BRIEF » Across the entries below, how many lines contain the word "Marketing"? Give the number alone.

Stored data entries:

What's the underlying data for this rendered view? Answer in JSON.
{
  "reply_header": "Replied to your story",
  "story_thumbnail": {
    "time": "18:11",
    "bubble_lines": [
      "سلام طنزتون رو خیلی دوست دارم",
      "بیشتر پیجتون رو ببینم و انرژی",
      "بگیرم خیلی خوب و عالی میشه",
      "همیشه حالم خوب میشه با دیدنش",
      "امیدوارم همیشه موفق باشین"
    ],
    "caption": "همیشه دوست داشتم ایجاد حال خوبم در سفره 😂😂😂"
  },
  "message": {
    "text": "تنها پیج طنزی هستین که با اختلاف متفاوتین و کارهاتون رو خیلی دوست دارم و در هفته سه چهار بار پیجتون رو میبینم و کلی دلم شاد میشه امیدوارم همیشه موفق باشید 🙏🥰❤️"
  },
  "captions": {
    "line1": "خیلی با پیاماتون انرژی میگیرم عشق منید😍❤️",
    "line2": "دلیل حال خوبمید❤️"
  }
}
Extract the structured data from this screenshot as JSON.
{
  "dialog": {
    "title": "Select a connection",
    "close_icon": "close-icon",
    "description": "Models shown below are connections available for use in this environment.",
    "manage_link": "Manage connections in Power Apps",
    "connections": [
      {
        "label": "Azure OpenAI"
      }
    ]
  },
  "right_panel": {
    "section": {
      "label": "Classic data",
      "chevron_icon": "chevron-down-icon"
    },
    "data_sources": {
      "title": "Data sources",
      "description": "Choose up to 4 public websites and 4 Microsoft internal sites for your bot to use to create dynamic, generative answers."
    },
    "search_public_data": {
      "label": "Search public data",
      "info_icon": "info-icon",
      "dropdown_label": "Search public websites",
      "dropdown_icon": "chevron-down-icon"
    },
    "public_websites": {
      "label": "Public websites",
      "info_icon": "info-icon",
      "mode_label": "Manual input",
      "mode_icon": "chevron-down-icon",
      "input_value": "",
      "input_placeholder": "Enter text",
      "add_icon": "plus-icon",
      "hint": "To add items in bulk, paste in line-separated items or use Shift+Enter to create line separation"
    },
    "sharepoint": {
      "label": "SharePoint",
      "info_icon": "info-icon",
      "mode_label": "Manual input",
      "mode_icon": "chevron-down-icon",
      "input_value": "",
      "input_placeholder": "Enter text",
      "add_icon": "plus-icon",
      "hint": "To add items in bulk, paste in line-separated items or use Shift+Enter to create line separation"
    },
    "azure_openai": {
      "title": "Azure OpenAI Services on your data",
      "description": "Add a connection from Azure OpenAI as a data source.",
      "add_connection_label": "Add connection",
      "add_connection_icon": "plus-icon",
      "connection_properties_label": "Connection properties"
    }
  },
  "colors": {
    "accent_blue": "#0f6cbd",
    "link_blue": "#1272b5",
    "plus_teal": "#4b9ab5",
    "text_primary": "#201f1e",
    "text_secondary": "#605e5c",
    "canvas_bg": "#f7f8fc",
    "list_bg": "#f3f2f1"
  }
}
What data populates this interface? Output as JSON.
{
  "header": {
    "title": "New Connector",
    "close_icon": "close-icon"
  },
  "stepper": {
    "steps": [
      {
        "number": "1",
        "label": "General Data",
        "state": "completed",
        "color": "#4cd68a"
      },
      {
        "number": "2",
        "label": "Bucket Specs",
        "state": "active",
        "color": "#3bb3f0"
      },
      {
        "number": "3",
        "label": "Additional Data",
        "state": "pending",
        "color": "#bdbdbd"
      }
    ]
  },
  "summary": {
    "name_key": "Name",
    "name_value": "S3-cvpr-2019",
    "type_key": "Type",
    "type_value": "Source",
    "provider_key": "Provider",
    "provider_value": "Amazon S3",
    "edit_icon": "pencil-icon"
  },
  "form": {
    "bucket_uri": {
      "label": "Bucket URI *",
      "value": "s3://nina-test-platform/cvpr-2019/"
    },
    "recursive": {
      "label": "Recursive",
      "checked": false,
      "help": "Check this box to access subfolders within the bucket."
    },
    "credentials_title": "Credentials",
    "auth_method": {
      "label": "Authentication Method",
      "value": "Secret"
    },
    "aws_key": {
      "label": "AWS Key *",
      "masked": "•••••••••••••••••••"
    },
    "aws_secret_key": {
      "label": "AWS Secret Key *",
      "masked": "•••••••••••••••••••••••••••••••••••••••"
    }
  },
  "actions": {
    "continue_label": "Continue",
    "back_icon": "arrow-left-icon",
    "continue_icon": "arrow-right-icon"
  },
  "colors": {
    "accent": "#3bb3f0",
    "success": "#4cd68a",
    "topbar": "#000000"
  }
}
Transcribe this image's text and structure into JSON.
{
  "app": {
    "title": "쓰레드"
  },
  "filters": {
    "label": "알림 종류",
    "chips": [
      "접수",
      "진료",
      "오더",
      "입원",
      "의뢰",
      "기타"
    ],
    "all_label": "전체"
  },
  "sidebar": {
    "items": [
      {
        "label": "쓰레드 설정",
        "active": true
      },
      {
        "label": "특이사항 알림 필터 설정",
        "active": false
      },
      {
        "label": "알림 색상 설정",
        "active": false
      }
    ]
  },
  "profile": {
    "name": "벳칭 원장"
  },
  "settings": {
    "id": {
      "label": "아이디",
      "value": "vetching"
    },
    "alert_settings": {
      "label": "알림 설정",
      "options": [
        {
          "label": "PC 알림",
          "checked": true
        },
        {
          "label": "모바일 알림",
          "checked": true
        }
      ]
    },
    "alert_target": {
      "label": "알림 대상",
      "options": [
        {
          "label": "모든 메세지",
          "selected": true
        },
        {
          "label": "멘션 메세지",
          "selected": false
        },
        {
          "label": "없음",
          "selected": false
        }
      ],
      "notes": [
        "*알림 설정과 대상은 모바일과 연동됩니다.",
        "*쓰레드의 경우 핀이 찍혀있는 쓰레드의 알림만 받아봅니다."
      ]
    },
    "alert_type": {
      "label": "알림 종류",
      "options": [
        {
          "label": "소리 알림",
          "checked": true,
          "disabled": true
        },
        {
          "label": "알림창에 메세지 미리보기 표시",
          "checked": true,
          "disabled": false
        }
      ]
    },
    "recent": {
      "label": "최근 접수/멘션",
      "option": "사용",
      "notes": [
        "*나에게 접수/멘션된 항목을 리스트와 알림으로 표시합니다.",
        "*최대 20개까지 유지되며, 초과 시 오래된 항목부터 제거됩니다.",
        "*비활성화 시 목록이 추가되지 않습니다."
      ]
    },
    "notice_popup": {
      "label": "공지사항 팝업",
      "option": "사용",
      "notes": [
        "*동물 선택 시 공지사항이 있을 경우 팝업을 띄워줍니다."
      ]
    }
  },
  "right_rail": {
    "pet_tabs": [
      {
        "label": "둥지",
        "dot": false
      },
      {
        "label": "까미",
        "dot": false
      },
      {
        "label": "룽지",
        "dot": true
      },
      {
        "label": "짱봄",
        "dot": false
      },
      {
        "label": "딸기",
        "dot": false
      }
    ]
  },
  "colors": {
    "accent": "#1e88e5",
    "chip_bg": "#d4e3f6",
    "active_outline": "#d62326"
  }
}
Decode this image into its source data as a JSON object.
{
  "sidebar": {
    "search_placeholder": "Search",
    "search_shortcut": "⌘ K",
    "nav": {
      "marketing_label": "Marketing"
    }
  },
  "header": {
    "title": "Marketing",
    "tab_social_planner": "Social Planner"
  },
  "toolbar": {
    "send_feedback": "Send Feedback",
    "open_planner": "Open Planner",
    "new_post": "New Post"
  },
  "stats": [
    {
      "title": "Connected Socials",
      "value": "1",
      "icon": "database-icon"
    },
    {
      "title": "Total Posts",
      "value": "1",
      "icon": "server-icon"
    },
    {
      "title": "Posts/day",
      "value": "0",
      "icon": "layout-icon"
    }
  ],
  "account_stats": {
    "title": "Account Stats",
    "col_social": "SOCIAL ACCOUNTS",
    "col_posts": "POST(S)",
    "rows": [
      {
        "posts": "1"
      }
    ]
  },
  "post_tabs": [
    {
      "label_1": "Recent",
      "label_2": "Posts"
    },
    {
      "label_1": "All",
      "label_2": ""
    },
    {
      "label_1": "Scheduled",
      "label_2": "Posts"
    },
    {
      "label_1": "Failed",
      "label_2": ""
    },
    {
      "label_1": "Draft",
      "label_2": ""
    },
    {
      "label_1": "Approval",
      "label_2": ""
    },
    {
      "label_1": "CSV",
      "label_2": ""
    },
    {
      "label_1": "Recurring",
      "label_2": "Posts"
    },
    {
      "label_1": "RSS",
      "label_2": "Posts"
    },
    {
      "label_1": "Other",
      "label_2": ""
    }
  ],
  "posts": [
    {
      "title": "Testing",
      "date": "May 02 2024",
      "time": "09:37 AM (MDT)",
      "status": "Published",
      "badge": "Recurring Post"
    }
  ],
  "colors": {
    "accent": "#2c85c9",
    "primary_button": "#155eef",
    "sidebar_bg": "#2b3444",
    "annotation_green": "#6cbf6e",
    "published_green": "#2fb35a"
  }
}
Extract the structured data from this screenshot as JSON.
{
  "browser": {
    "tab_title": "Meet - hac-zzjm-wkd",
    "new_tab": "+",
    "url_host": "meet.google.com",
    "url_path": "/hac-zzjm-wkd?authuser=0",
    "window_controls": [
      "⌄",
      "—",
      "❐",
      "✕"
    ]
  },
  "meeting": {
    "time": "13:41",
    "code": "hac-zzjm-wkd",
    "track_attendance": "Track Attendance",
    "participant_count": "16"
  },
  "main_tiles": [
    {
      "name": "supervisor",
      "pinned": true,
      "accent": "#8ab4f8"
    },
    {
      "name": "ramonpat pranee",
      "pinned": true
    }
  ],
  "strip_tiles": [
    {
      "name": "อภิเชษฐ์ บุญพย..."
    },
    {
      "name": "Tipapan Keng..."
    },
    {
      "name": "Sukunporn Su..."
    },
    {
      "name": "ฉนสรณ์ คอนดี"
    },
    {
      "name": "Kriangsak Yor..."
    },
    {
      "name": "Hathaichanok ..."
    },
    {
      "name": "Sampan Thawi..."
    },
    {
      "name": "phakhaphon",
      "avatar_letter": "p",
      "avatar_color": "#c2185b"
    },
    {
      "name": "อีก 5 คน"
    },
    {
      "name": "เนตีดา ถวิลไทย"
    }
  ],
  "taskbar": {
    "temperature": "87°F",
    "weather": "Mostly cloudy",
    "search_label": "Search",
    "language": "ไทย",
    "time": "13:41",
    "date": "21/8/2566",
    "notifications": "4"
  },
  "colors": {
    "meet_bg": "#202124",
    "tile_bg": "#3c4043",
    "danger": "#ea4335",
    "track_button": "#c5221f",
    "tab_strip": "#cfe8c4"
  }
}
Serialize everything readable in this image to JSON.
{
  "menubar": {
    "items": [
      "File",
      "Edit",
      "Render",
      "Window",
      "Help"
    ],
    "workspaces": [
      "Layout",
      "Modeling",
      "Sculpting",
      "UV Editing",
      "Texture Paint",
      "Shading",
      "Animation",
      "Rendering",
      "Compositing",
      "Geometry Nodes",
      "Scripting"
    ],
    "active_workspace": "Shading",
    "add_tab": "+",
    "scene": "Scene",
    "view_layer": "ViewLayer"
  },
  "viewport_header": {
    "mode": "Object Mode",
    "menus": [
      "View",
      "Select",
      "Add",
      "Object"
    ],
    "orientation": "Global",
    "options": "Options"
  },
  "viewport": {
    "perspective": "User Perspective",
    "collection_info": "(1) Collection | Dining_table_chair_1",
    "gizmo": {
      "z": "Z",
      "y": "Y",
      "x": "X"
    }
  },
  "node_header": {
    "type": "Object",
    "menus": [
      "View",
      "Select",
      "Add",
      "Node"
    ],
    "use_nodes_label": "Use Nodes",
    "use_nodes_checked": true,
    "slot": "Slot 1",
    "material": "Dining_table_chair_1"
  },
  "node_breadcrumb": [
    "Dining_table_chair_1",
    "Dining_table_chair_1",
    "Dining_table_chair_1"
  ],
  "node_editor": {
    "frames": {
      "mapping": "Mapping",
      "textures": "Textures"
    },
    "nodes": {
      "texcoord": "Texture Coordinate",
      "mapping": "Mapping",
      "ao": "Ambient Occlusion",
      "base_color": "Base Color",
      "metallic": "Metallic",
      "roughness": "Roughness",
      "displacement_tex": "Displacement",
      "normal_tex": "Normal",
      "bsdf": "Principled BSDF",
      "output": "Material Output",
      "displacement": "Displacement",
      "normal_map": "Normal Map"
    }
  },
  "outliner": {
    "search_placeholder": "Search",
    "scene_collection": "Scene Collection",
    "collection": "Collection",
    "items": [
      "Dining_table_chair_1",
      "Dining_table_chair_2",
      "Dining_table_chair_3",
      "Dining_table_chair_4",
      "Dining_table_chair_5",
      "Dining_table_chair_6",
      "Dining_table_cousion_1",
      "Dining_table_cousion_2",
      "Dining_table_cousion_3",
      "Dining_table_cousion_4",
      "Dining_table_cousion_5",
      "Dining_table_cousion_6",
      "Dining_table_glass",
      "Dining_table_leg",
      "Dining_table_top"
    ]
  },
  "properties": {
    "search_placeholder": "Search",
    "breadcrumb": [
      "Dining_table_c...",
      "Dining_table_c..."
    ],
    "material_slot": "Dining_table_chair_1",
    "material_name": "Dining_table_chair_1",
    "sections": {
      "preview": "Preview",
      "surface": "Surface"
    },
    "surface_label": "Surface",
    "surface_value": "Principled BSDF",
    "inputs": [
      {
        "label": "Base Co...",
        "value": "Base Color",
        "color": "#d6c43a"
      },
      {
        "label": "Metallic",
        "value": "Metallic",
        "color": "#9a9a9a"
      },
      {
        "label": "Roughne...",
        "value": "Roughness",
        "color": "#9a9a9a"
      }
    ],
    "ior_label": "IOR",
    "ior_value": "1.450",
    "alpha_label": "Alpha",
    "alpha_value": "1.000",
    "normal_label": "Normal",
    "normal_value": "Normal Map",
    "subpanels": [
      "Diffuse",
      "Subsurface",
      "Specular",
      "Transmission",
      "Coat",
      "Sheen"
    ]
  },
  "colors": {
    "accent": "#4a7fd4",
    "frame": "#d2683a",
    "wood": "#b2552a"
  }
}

OUTPUT OF THE TASK » 2